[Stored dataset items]
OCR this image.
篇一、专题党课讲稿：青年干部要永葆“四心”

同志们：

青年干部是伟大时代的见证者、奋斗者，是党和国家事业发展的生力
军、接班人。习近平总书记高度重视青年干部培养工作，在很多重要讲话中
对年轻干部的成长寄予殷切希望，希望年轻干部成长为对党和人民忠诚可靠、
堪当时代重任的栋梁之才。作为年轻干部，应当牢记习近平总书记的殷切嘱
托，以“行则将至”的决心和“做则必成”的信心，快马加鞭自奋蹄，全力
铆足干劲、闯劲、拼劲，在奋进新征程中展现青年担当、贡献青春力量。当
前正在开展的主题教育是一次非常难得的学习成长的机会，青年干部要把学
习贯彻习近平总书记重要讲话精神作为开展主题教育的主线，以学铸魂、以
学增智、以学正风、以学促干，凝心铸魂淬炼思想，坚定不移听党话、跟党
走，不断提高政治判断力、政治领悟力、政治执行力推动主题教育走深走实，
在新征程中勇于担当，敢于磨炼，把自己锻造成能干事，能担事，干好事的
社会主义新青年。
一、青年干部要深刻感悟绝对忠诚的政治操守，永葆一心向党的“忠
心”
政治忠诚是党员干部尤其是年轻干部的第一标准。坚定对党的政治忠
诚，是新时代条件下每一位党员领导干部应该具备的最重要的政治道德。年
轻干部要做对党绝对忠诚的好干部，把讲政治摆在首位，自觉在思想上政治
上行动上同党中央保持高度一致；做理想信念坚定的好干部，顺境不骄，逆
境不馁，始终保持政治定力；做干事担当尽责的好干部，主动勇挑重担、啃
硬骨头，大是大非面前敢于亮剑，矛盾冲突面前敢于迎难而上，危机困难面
==
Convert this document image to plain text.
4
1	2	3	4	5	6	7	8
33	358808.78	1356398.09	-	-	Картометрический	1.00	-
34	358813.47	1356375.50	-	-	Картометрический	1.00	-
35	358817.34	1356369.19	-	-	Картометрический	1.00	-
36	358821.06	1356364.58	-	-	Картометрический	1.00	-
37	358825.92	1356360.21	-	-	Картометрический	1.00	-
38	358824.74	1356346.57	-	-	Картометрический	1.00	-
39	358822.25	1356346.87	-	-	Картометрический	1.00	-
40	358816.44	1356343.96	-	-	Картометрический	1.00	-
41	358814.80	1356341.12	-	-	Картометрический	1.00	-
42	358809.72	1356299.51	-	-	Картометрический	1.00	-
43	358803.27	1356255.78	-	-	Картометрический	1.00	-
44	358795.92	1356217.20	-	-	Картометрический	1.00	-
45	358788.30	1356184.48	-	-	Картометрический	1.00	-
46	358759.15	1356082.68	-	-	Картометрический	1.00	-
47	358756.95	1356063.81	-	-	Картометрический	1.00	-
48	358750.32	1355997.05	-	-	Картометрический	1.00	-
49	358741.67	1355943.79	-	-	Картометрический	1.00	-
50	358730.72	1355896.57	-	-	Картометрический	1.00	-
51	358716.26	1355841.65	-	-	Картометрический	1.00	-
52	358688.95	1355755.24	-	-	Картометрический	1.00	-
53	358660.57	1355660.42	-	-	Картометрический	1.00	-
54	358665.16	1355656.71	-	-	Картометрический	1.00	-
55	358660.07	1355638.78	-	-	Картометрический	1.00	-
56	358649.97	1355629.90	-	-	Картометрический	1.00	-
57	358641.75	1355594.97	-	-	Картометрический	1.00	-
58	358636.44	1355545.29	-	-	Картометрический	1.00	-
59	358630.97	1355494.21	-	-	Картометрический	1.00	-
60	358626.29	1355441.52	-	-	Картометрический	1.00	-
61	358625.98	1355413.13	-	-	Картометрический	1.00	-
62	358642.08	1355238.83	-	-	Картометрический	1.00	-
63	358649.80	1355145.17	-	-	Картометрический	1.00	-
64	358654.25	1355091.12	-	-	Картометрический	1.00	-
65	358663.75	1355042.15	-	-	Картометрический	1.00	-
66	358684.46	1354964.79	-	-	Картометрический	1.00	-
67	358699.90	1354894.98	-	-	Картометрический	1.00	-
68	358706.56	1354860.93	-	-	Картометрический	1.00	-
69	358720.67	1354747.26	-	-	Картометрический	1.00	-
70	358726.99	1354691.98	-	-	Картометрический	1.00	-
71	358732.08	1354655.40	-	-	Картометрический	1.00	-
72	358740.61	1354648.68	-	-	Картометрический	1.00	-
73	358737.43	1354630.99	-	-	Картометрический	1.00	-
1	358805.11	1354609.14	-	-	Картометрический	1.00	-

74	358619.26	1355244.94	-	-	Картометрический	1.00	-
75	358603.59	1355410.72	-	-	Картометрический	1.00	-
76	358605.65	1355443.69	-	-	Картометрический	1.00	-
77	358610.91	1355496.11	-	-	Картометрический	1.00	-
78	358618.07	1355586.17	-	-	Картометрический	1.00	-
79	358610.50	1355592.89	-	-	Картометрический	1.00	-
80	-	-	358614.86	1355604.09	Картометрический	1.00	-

__AIM OF THE EXERCISE__.
Pull out each line of the listing that holds the string "image".

__ANSWER TO THE TASK__.
OCR this image.
Convert this document image to plain text.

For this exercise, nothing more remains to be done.